--- RECORD SET ---
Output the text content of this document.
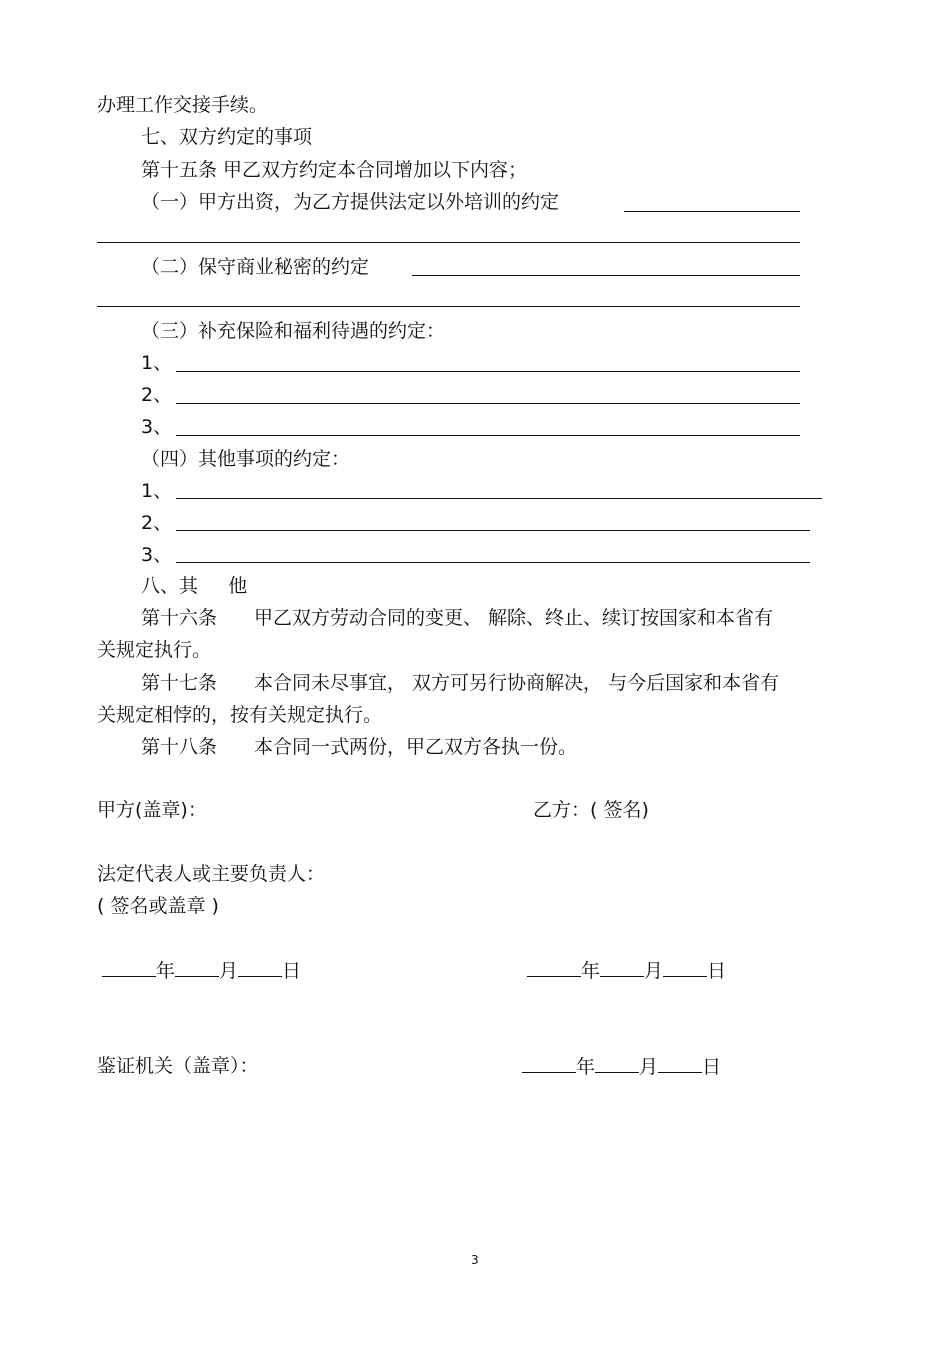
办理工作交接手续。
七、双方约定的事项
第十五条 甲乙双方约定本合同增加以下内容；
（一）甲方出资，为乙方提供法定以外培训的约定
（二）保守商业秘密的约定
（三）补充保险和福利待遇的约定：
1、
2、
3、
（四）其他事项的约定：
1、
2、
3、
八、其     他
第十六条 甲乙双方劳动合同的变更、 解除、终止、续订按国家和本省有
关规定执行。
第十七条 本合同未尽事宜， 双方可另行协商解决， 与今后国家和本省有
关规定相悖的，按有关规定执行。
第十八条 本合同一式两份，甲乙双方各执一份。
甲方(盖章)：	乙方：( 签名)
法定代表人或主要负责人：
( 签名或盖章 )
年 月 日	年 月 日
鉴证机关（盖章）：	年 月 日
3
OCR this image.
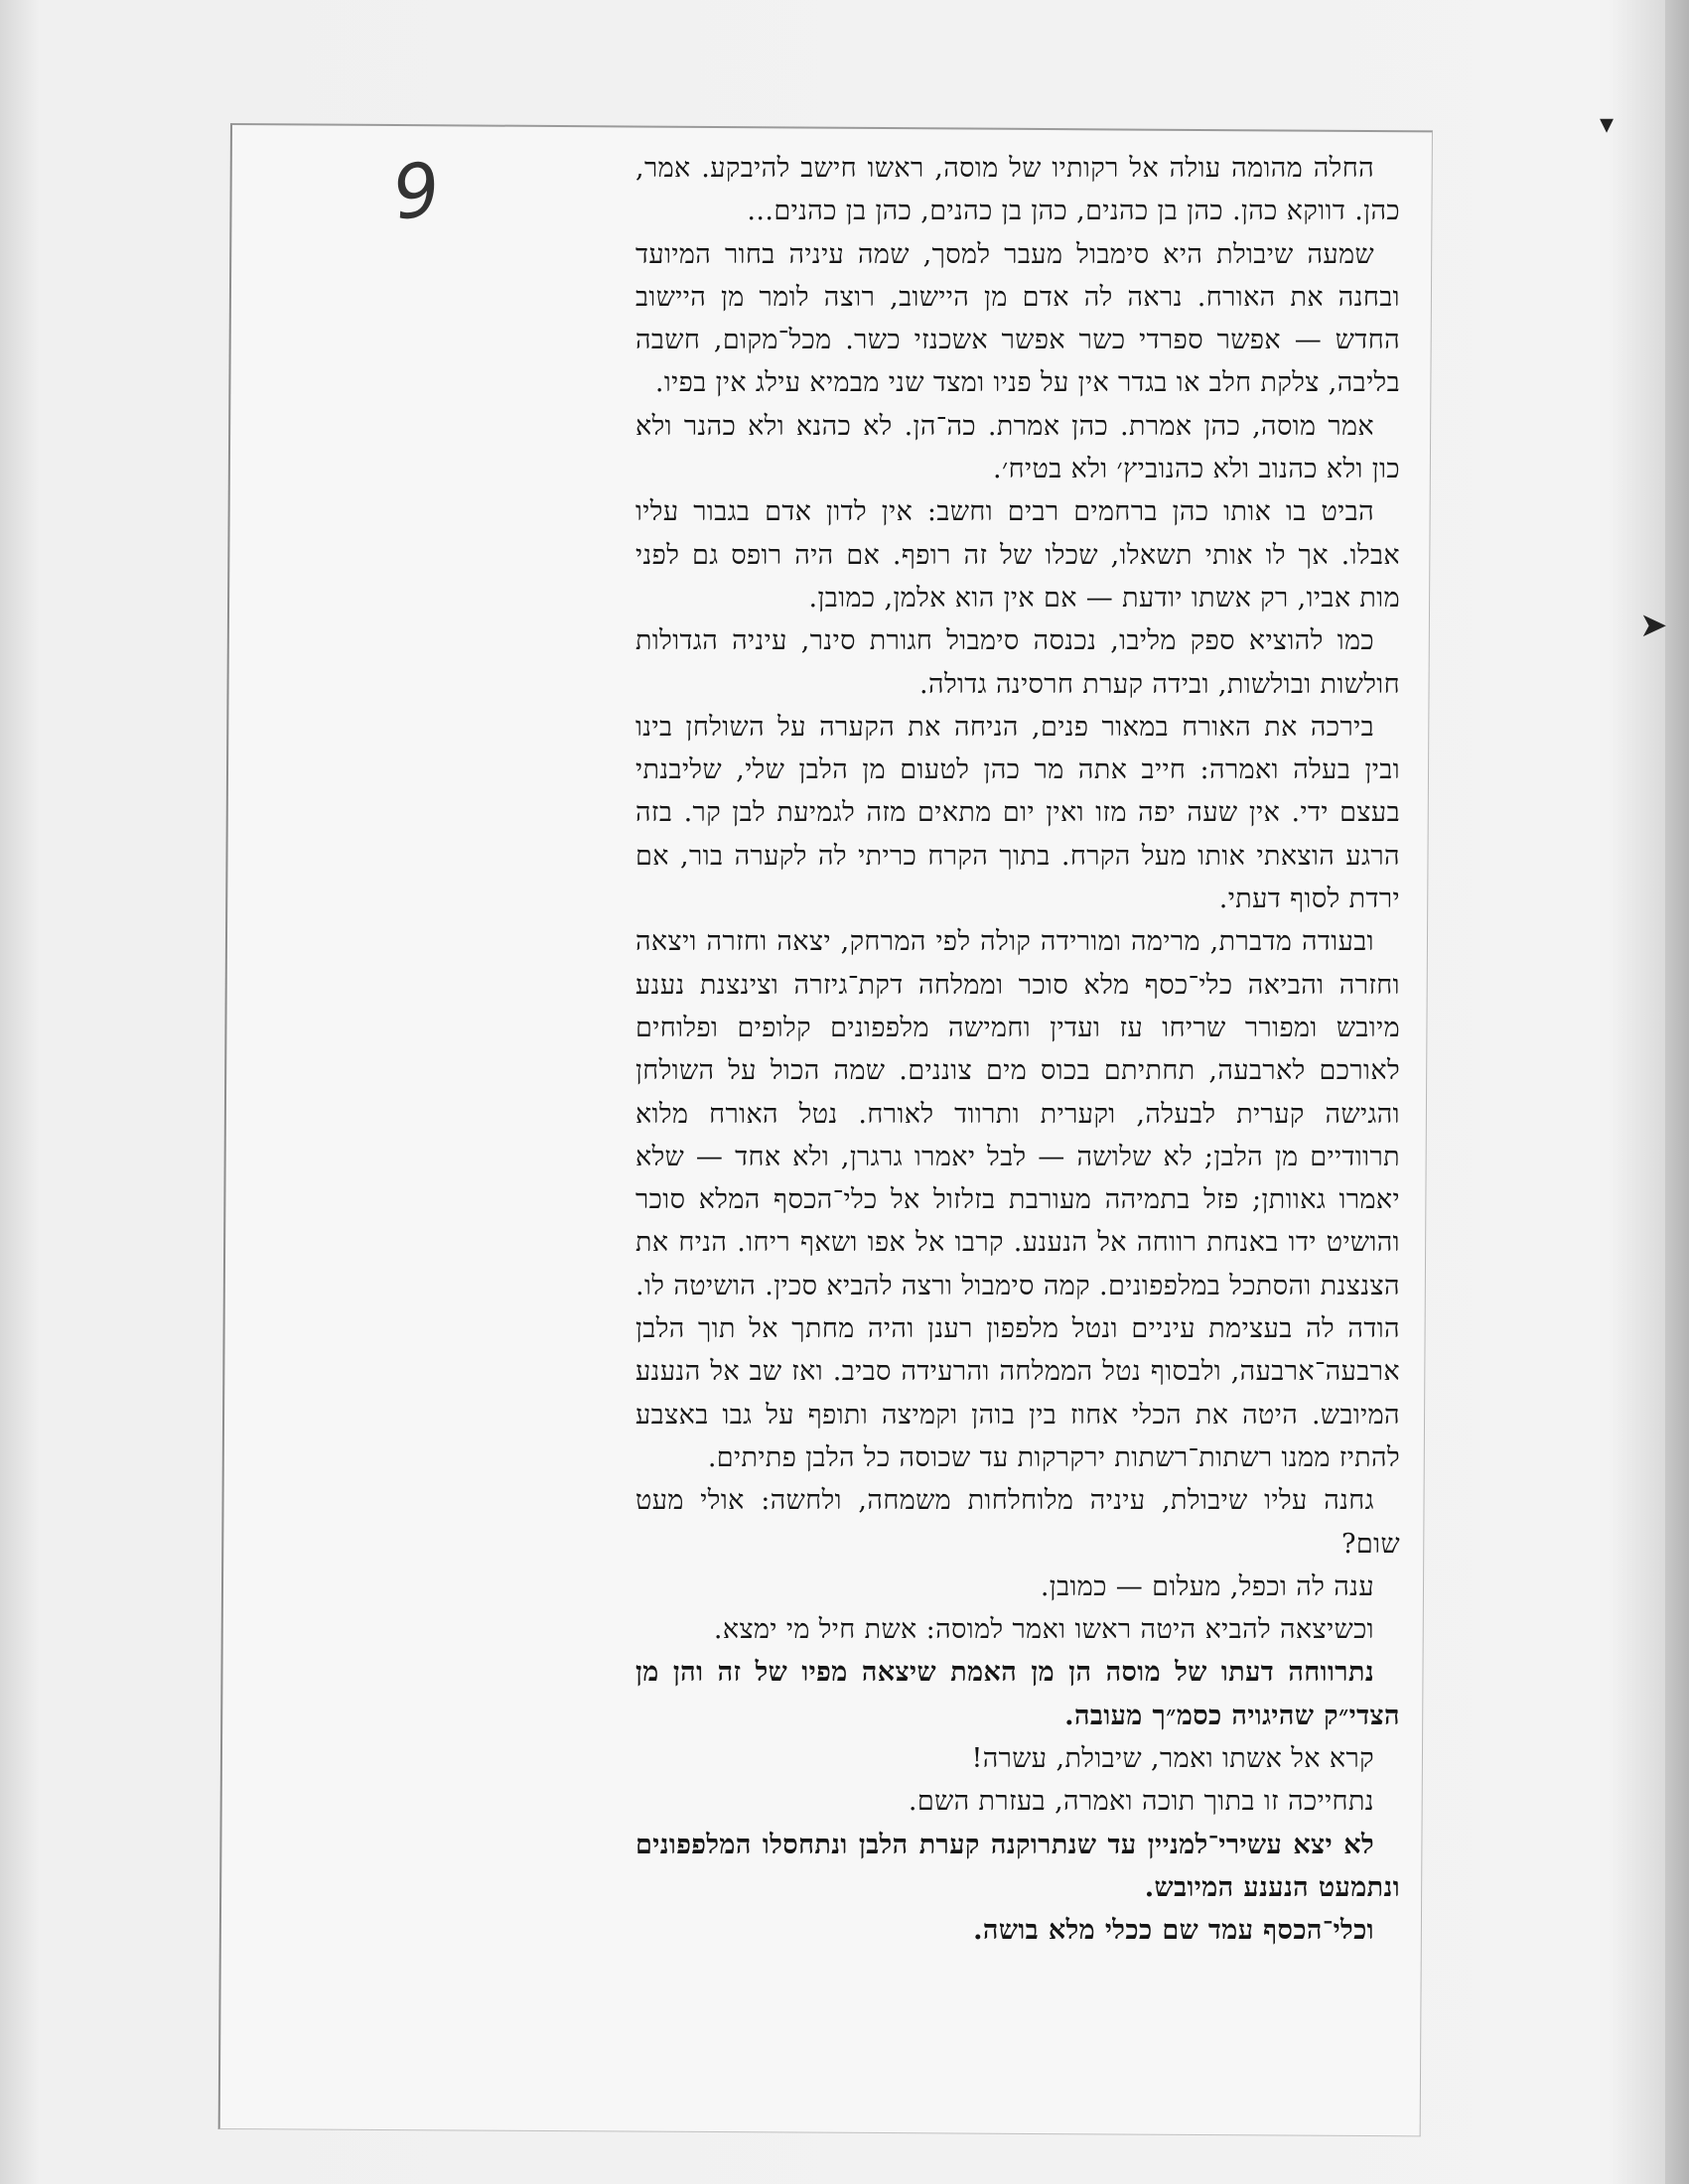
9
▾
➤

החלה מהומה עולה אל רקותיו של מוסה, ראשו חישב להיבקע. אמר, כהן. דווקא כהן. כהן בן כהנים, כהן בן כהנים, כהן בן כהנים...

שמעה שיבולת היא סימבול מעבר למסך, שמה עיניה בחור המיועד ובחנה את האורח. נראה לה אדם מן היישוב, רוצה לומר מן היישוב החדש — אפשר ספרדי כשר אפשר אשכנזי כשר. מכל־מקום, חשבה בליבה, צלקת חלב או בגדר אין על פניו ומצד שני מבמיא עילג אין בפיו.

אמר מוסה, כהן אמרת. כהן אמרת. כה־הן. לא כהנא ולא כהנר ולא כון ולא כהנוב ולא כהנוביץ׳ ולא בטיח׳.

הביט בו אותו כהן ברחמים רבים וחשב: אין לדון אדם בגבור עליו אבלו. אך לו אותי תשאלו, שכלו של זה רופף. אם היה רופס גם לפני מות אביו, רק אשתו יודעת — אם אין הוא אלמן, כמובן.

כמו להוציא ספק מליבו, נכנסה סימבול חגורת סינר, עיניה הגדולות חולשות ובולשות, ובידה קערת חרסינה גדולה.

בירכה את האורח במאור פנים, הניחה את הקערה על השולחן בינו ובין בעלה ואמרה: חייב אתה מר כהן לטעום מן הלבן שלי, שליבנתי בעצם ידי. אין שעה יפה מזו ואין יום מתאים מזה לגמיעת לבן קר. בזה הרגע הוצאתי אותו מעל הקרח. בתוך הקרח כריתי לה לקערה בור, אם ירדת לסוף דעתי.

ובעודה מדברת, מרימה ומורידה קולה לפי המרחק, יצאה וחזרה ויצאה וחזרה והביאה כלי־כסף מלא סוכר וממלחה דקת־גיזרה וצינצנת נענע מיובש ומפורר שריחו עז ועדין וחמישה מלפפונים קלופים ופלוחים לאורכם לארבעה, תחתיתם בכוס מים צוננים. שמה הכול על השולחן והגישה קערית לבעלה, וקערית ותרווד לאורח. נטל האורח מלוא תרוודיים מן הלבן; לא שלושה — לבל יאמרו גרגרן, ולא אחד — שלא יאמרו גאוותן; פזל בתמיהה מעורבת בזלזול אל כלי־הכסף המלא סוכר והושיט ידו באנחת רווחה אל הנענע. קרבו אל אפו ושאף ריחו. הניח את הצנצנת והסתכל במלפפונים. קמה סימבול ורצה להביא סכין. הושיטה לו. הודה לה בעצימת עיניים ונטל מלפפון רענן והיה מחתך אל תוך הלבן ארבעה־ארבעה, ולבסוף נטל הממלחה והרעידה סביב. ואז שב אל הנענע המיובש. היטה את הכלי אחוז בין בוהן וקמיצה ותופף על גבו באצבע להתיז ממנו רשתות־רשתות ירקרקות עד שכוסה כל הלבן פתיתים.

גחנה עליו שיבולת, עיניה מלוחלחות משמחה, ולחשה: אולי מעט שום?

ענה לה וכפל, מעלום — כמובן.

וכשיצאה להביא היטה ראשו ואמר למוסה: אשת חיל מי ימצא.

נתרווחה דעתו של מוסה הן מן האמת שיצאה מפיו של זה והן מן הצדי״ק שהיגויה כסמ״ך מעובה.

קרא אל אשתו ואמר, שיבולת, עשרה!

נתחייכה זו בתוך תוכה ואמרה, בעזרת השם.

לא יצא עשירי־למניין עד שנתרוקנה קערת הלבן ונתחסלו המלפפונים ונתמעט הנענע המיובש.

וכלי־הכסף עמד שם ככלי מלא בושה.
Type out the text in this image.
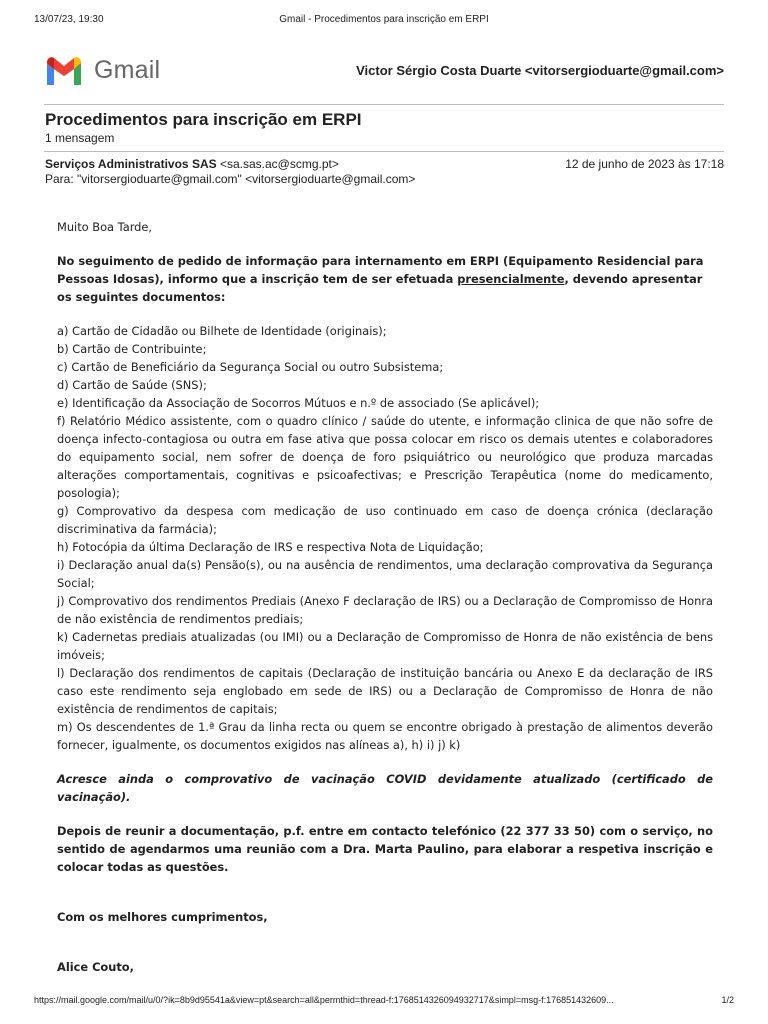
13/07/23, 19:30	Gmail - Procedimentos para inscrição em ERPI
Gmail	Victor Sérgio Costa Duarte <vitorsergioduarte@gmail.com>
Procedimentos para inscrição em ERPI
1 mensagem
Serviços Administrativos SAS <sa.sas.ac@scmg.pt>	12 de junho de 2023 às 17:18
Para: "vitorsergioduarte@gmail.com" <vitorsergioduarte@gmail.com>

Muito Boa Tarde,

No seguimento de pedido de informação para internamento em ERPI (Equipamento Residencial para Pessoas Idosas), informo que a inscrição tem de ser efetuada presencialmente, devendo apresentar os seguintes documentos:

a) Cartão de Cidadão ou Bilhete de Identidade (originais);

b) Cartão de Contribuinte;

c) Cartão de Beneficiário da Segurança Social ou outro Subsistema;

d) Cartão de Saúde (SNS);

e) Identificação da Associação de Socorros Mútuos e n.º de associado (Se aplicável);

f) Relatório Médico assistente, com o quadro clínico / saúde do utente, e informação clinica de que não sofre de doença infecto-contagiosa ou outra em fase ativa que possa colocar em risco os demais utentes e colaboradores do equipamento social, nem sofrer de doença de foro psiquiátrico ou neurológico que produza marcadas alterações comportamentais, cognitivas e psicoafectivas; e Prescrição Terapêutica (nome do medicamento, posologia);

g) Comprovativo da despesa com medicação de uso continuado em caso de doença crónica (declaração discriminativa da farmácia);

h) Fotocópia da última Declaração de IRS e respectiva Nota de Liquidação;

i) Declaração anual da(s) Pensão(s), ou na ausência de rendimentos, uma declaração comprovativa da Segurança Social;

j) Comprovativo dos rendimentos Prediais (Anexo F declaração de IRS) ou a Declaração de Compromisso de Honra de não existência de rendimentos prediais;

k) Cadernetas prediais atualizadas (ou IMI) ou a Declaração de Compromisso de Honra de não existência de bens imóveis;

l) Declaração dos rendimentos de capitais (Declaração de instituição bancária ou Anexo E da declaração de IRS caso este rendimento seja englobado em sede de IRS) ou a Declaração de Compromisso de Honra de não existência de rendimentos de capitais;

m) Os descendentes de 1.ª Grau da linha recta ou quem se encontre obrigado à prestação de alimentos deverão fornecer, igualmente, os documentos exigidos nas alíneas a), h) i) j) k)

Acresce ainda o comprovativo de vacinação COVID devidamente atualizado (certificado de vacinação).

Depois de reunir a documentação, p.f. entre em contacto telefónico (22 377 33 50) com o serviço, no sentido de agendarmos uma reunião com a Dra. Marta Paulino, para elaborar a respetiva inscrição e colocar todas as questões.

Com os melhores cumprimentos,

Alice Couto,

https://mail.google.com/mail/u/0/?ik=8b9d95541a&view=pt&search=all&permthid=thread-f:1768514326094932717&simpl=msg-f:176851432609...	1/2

--- SHORT PROBLEM ---
Give the number of lines in the material above that have the word "הלבן" in them, and nothing more.

--- SOLUTION TO THIS TASK ---
3